Stored data entries

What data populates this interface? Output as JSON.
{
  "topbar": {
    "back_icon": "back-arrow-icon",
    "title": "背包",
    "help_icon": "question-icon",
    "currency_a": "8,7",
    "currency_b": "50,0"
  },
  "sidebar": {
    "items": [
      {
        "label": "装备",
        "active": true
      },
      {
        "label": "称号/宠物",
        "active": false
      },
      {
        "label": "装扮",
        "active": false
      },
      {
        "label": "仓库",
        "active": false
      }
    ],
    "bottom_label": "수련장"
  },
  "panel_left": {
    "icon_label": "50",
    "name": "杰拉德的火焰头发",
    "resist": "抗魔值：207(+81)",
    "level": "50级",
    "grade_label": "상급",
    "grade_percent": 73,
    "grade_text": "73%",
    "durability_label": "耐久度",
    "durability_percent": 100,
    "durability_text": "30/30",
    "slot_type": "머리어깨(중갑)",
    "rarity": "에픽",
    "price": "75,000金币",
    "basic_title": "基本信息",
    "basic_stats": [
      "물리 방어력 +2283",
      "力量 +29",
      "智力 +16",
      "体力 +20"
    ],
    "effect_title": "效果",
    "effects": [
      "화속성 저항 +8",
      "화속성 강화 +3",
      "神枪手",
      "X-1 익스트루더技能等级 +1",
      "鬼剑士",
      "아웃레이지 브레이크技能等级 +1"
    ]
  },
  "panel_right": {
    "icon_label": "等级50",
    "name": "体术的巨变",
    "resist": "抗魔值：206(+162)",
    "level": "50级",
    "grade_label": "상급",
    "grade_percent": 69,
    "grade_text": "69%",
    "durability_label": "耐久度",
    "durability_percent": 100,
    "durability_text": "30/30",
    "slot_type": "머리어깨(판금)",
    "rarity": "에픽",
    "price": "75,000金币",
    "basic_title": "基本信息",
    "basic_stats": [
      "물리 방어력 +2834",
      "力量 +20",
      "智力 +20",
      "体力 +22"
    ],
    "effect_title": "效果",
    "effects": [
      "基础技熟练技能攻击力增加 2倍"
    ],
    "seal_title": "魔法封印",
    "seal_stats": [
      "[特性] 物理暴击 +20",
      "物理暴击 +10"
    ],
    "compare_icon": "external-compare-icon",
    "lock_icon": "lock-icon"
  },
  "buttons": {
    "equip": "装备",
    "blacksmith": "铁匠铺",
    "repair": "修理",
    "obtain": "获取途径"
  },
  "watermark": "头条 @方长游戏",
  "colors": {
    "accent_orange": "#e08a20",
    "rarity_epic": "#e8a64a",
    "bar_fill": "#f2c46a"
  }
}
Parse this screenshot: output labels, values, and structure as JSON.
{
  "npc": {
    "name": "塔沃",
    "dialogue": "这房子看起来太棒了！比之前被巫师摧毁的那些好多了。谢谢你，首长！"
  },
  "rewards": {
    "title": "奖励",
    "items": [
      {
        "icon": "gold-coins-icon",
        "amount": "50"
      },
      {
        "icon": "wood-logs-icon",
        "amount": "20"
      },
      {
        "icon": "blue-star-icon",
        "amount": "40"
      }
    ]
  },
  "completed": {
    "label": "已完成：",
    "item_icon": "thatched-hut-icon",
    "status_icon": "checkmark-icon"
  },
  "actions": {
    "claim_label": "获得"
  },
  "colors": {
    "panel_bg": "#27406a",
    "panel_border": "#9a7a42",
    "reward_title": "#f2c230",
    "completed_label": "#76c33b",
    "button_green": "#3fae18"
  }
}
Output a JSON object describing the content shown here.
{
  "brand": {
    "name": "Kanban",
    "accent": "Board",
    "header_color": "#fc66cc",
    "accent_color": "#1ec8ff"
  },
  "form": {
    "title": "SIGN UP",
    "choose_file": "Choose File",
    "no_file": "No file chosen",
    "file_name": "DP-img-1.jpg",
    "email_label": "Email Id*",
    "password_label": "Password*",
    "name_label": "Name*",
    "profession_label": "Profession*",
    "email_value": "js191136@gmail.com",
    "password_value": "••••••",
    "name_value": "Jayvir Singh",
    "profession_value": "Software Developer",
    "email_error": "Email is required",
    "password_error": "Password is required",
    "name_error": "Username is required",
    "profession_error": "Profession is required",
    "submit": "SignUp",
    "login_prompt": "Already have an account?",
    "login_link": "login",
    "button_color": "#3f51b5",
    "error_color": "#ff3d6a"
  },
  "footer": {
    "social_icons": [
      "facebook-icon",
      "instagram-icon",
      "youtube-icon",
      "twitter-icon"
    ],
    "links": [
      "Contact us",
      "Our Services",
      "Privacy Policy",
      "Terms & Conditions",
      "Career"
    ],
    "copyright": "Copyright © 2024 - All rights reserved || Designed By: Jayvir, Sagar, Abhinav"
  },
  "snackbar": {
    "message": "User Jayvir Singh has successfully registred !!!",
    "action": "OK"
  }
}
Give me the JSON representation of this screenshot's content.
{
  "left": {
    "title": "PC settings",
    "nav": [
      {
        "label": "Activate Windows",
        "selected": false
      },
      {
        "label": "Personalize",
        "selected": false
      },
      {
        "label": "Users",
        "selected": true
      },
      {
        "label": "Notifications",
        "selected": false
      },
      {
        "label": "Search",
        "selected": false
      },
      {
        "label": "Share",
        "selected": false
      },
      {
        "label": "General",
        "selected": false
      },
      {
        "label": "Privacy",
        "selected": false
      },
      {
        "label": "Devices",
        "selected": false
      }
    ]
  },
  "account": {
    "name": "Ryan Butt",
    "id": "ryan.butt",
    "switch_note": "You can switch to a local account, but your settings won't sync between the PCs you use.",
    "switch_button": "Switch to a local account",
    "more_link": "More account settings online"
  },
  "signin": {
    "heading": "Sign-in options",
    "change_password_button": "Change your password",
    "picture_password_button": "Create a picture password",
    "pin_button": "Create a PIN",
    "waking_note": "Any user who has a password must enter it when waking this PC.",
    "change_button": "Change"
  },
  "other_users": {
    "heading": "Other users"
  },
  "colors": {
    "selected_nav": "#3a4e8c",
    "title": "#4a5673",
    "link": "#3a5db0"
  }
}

▶ _The request_: All of the lines above need to be given again exactly.

▶ _Solution to the exercise_:
What data populates this interface? Output as JSON.
{
  "topbar": {
    "back_icon": "back-arrow-icon",
    "title": "背包",
    "help_icon": "question-icon",
    "currency_a": "8,7",
    "currency_b": "50,0"
  },
  "sidebar": {
    "items": [
      {
        "label": "装备",
        "active": true
      },
      {
        "label": "称号/宠物",
        "active": false
      },
      {
        "label": "装扮",
        "active": false
      },
      {
        "label": "仓库",
        "active": false
      }
    ],
    "bottom_label": "수련장"
  },
  "panel_left": {
    "icon_label": "50",
    "name": "杰拉德的火焰头发",
    "resist": "抗魔值：207(+81)",
    "level": "50级",
    "grade_label": "상급",
    "grade_percent": 73,
    "grade_text": "73%",
    "durability_label": "耐久度",
    "durability_percent": 100,
    "durability_text": "30/30",
    "slot_type": "머리어깨(중갑)",
    "rarity": "에픽",
    "price": "75,000金币",
    "basic_title": "基本信息",
    "basic_stats": [
      "물리 방어력 +2283",
      "力量 +29",
      "智力 +16",
      "体力 +20"
    ],
    "effect_title": "效果",
    "effects": [
      "화속성 저항 +8",
      "화속성 강화 +3",
      "神枪手",
      "X-1 익스트루더技能等级 +1",
      "鬼剑士",
      "아웃레이지 브레이크技能等级 +1"
    ]
  },
  "panel_right": {
    "icon_label": "等级50",
    "name": "体术的巨变",
    "resist": "抗魔值：206(+162)",
    "level": "50级",
    "grade_label": "상급",
    "grade_percent": 69,
    "grade_text": "69%",
    "durability_label": "耐久度",
    "durability_percent": 100,
    "durability_text": "30/30",
    "slot_type": "머리어깨(판금)",
    "rarity": "에픽",
    "price": "75,000金币",
    "basic_title": "基本信息",
    "basic_stats": [
      "물리 방어력 +2834",
      "力量 +20",
      "智力 +20",
      "体力 +22"
    ],
    "effect_title": "效果",
    "effects": [
      "基础技熟练技能攻击力增加 2倍"
    ],
    "seal_title": "魔法封印",
    "seal_stats": [
      "[特性] 物理暴击 +20",
      "物理暴击 +10"
    ],
    "compare_icon": "external-compare-icon",
    "lock_icon": "lock-icon"
  },
  "buttons": {
    "equip": "装备",
    "blacksmith": "铁匠铺",
    "repair": "修理",
    "obtain": "获取途径"
  },
  "watermark": "头条 @方长游戏",
  "colors": {
    "accent_orange": "#e08a20",
    "rarity_epic": "#e8a64a",
    "bar_fill": "#f2c46a"
  }
}
Parse this screenshot: output labels, values, and structure as JSON.
{
  "npc": {
    "name": "塔沃",
    "dialogue": "这房子看起来太棒了！比之前被巫师摧毁的那些好多了。谢谢你，首长！"
  },
  "rewards": {
    "title": "奖励",
    "items": [
      {
        "icon": "gold-coins-icon",
        "amount": "50"
      },
      {
        "icon": "wood-logs-icon",
        "amount": "20"
      },
      {
        "icon": "blue-star-icon",
        "amount": "40"
      }
    ]
  },
  "completed": {
    "label": "已完成：",
    "item_icon": "thatched-hut-icon",
    "status_icon": "checkmark-icon"
  },
  "actions": {
    "claim_label": "获得"
  },
  "colors": {
    "panel_bg": "#27406a",
    "panel_border": "#9a7a42",
    "reward_title": "#f2c230",
    "completed_label": "#76c33b",
    "button_green": "#3fae18"
  }
}
Output a JSON object describing the content shown here.
{
  "brand": {
    "name": "Kanban",
    "accent": "Board",
    "header_color": "#fc66cc",
    "accent_color": "#1ec8ff"
  },
  "form": {
    "title": "SIGN UP",
    "choose_file": "Choose File",
    "no_file": "No file chosen",
    "file_name": "DP-img-1.jpg",
    "email_label": "Email Id*",
    "password_label": "Password*",
    "name_label": "Name*",
    "profession_label": "Profession*",
    "email_value": "js191136@gmail.com",
    "password_value": "••••••",
    "name_value": "Jayvir Singh",
    "profession_value": "Software Developer",
    "email_error": "Email is required",
    "password_error": "Password is required",
    "name_error": "Username is required",
    "profession_error": "Profession is required",
    "submit": "SignUp",
    "login_prompt": "Already have an account?",
    "login_link": "login",
    "button_color": "#3f51b5",
    "error_color": "#ff3d6a"
  },
  "footer": {
    "social_icons": [
      "facebook-icon",
      "instagram-icon",
      "youtube-icon",
      "twitter-icon"
    ],
    "links": [
      "Contact us",
      "Our Services",
      "Privacy Policy",
      "Terms & Conditions",
      "Career"
    ],
    "copyright": "Copyright © 2024 - All rights reserved || Designed By: Jayvir, Sagar, Abhinav"
  },
  "snackbar": {
    "message": "User Jayvir Singh has successfully registred !!!",
    "action": "OK"
  }
}
Give me the JSON representation of this screenshot's content.
{
  "left": {
    "title": "PC settings",
    "nav": [
      {
        "label": "Activate Windows",
        "selected": false
      },
      {
        "label": "Personalize",
        "selected": false
      },
      {
        "label": "Users",
        "selected": true
      },
      {
        "label": "Notifications",
        "selected": false
      },
      {
        "label": "Search",
        "selected": false
      },
      {
        "label": "Share",
        "selected": false
      },
      {
        "label": "General",
        "selected": false
      },
      {
        "label": "Privacy",
        "selected": false
      },
      {
        "label": "Devices",
        "selected": false
      }
    ]
  },
  "account": {
    "name": "Ryan Butt",
    "id": "ryan.butt",
    "switch_note": "You can switch to a local account, but your settings won't sync between the PCs you use.",
    "switch_button": "Switch to a local account",
    "more_link": "More account settings online"
  },
  "signin": {
    "heading": "Sign-in options",
    "change_password_button": "Change your password",
    "picture_password_button": "Create a picture password",
    "pin_button": "Create a PIN",
    "waking_note": "Any user who has a password must enter it when waking this PC.",
    "change_button": "Change"
  },
  "other_users": {
    "heading": "Other users"
  },
  "colors": {
    "selected_nav": "#3a4e8c",
    "title": "#4a5673",
    "link": "#3a5db0"
  }
}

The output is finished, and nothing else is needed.